Among the entries below, count the lines where the string "enamel" occurs, and give only the number.

★ ★ ★ ★ ★

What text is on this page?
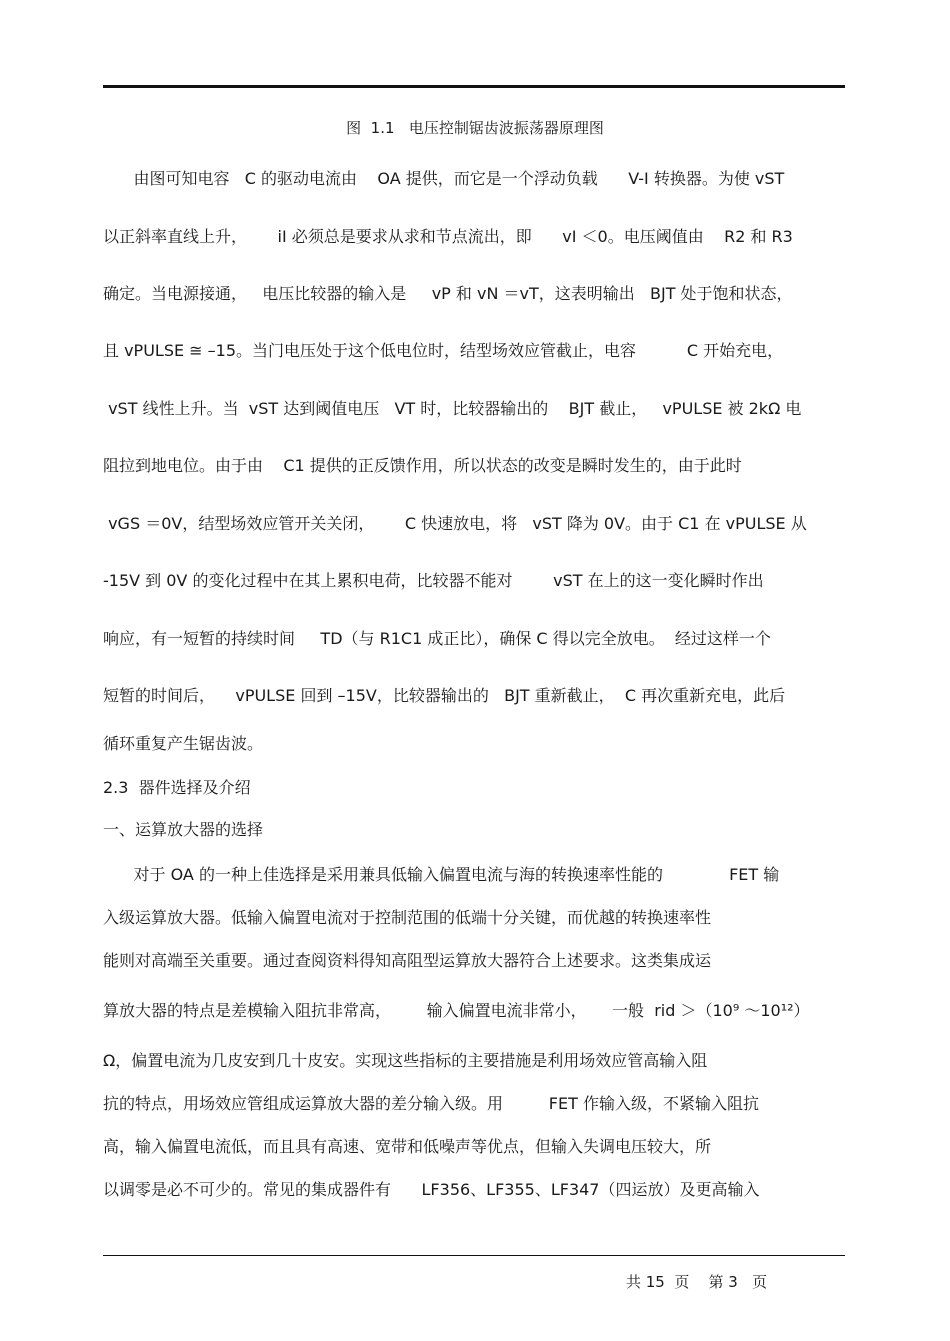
图  1.1   电压控制锯齿波振荡器原理图
由图可知电容   C 的驱动电流由    OA 提供，而它是一个浮动负载      V-I 转换器。为使 vST
以正斜率直线上升，      iI 必须总是要求从求和节点流出，即      vI ＜0。电压阈值由    R2 和 R3
确定。当电源接通，   电压比较器的输入是     vP 和 vN ＝vT，这表明输出   BJT 处于饱和状态，
且 vPULSE ≅ –15。当门电压处于这个低电位时，结型场效应管截止，电容          C 开始充电，
vST 线性上升。当  vST 达到阈值电压   VT 时，比较器输出的    BJT 截止，   vPULSE 被 2kΩ 电
阻拉到地电位。由于由    C1 提供的正反馈作用，所以状态的改变是瞬时发生的，由于此时
vGS ＝0V，结型场效应管开关关闭，      C 快速放电，将   vST 降为 0V。由于 C1 在 vPULSE 从
-15V 到 0V 的变化过程中在其上累积电荷，比较器不能对        vST 在上的这一变化瞬时作出
响应，有一短暂的持续时间     TD（与 R1C1 成正比），确保 C 得以完全放电。  经过这样一个
短暂的时间后，    vPULSE 回到 –15V，比较器输出的   BJT 重新截止，  C 再次重新充电，此后
循环重复产生锯齿波。
2.3  器件选择及介绍
一、运算放大器的选择
对于 OA 的一种上佳选择是采用兼具低输入偏置电流与海的转换速率性能的             FET 输
入级运算放大器。低输入偏置电流对于控制范围的低端十分关键，而优越的转换速率性
能则对高端至关重要。通过查阅资料得知高阻型运算放大器符合上述要求。这类集成运
算放大器的特点是差模输入阻抗非常高，       输入偏置电流非常小，     一般  rid ＞（10⁹ ～10¹²）
Ω，偏置电流为几皮安到几十皮安。实现这些指标的主要措施是利用场效应管高输入阻
抗的特点，用场效应管组成运算放大器的差分输入级。用         FET 作输入级，不紧输入阻抗
高，输入偏置电流低，而且具有高速、宽带和低噪声等优点，但输入失调电压较大，所
以调零是必不可少的。常见的集成器件有      LF356、LF355、LF347（四运放）及更高输入
共 15  页    第 3   页
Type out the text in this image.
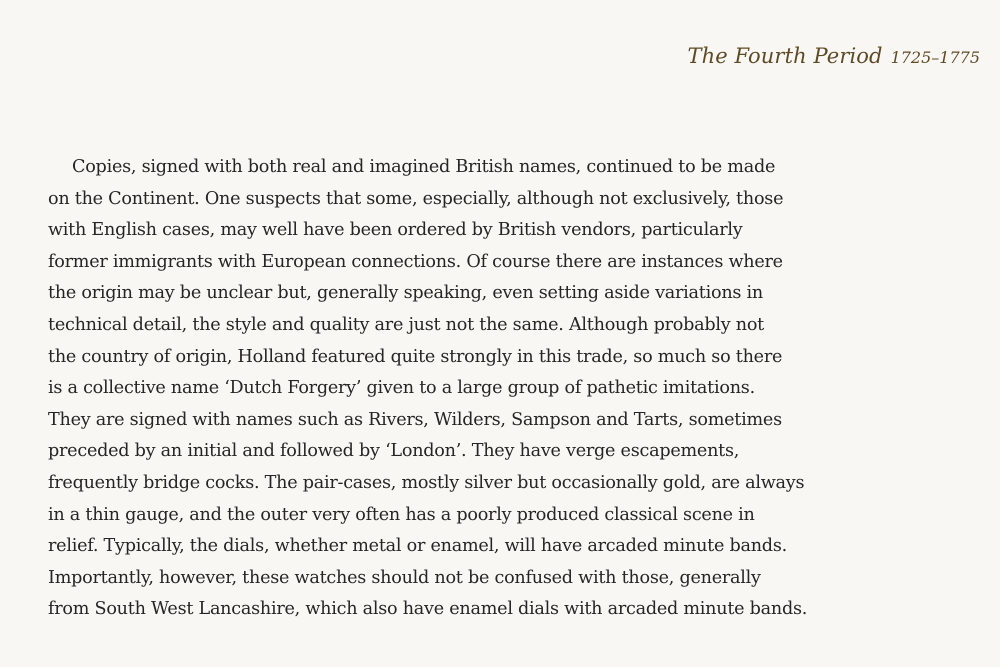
The Fourth Period 1725–1775
Copies, signed with both real and imagined British names, continued to be made
on the Continent. One suspects that some, especially, although not exclusively, those
with English cases, may well have been ordered by British vendors, particularly
former immigrants with European connections. Of course there are instances where
the origin may be unclear but, generally speaking, even setting aside variations in
technical detail, the style and quality are just not the same. Although probably not
the country of origin, Holland featured quite strongly in this trade, so much so there
is a collective name ‘Dutch Forgery’ given to a large group of pathetic imitations.
They are signed with names such as Rivers, Wilders, Sampson and Tarts, sometimes
preceded by an initial and followed by ‘London’. They have verge escapements,
frequently bridge cocks. The pair-cases, mostly silver but occasionally gold, are always
in a thin gauge, and the outer very often has a poorly produced classical scene in
relief. Typically, the dials, whether metal or enamel, will have arcaded minute bands.
Importantly, however, these watches should not be confused with those, generally
from South West Lancashire, which also have enamel dials with arcaded minute bands.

★ ★ ★ ★ ★

Response to this exercise:
2